-- Start of Stored data --
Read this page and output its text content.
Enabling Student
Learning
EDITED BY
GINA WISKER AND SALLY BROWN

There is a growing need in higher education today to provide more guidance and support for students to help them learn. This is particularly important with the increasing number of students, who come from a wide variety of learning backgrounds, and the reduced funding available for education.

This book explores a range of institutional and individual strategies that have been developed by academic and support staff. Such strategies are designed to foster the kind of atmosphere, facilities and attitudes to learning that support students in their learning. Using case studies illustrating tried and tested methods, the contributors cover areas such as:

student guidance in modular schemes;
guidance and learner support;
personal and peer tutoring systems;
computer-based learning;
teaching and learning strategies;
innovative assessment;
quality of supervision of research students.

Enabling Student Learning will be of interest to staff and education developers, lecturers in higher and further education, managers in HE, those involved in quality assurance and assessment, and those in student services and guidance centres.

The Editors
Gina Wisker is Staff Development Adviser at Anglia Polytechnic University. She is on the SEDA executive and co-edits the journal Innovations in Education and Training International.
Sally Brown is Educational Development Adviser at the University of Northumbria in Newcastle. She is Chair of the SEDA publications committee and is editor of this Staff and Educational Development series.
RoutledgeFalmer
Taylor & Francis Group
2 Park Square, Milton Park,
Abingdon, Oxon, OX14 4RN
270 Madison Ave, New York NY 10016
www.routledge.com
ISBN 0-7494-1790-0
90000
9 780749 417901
-- End of Stored data --
▸ **What you will do**:
Identify every line above that includes the word "support", and show those lines.

▸ **Solution to this problem**:
There is a growing need in higher education today to provide more guidance and support for students to help them learn. This is particularly important with the increasing number of students, who come from a wide variety of learning backgrounds, and the reduced funding available for education.
This book explores a range of institutional and individual strategies that have been developed by academic and support staff. Such strategies are designed to foster the kind of atmosphere, facilities and attitudes to learning that support students in their learning. Using case studies illustrating tried and tested methods, the contributors cover areas such as:
guidance and learner support;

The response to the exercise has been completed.